◆ Given request: The records below are to be repeated in full, exactly as they are.

◆ Provided material:

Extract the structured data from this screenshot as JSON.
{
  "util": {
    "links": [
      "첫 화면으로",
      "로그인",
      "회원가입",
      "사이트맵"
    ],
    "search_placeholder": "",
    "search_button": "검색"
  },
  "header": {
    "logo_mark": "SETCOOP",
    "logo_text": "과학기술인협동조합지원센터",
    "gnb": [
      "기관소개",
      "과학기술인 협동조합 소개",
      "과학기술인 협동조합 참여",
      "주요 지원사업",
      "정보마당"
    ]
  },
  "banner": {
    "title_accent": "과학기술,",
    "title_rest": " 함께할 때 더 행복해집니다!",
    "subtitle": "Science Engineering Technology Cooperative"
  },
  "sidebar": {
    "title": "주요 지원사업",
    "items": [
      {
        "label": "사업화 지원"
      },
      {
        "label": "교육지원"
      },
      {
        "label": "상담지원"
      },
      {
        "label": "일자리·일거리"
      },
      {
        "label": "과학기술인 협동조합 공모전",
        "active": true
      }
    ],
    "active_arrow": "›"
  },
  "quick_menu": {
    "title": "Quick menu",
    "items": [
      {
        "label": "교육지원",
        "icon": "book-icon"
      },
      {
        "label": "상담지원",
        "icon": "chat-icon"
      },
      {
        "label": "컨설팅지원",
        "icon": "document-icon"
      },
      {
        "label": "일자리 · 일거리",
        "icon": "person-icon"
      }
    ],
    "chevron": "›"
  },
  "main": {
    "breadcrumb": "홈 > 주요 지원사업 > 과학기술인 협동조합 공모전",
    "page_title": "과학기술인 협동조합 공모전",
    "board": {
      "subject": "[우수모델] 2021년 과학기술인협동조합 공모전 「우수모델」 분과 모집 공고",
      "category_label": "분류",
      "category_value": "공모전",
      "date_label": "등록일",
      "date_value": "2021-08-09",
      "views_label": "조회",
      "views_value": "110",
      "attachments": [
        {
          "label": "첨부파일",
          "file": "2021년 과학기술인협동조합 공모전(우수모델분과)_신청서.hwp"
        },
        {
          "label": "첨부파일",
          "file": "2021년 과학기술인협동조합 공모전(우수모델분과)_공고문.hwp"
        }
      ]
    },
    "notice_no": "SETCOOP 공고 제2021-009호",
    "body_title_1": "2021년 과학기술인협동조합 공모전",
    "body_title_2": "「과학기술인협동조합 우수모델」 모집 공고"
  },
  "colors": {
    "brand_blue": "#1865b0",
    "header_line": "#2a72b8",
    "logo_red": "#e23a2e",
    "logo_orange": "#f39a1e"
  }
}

◆ Result of this exercise:
Extract the structured data from this screenshot as JSON.
{
  "util": {
    "links": [
      "첫 화면으로",
      "로그인",
      "회원가입",
      "사이트맵"
    ],
    "search_placeholder": "",
    "search_button": "검색"
  },
  "header": {
    "logo_mark": "SETCOOP",
    "logo_text": "과학기술인협동조합지원센터",
    "gnb": [
      "기관소개",
      "과학기술인 협동조합 소개",
      "과학기술인 협동조합 참여",
      "주요 지원사업",
      "정보마당"
    ]
  },
  "banner": {
    "title_accent": "과학기술,",
    "title_rest": " 함께할 때 더 행복해집니다!",
    "subtitle": "Science Engineering Technology Cooperative"
  },
  "sidebar": {
    "title": "주요 지원사업",
    "items": [
      {
        "label": "사업화 지원"
      },
      {
        "label": "교육지원"
      },
      {
        "label": "상담지원"
      },
      {
        "label": "일자리·일거리"
      },
      {
        "label": "과학기술인 협동조합 공모전",
        "active": true
      }
    ],
    "active_arrow": "›"
  },
  "quick_menu": {
    "title": "Quick menu",
    "items": [
      {
        "label": "교육지원",
        "icon": "book-icon"
      },
      {
        "label": "상담지원",
        "icon": "chat-icon"
      },
      {
        "label": "컨설팅지원",
        "icon": "document-icon"
      },
      {
        "label": "일자리 · 일거리",
        "icon": "person-icon"
      }
    ],
    "chevron": "›"
  },
  "main": {
    "breadcrumb": "홈 > 주요 지원사업 > 과학기술인 협동조합 공모전",
    "page_title": "과학기술인 협동조합 공모전",
    "board": {
      "subject": "[우수모델] 2021년 과학기술인협동조합 공모전 「우수모델」 분과 모집 공고",
      "category_label": "분류",
      "category_value": "공모전",
      "date_label": "등록일",
      "date_value": "2021-08-09",
      "views_label": "조회",
      "views_value": "110",
      "attachments": [
        {
          "label": "첨부파일",
          "file": "2021년 과학기술인협동조합 공모전(우수모델분과)_신청서.hwp"
        },
        {
          "label": "첨부파일",
          "file": "2021년 과학기술인협동조합 공모전(우수모델분과)_공고문.hwp"
        }
      ]
    },
    "notice_no": "SETCOOP 공고 제2021-009호",
    "body_title_1": "2021년 과학기술인협동조합 공모전",
    "body_title_2": "「과학기술인협동조합 우수모델」 모집 공고"
  },
  "colors": {
    "brand_blue": "#1865b0",
    "header_line": "#2a72b8",
    "logo_red": "#e23a2e",
    "logo_orange": "#f39a1e"
  }
}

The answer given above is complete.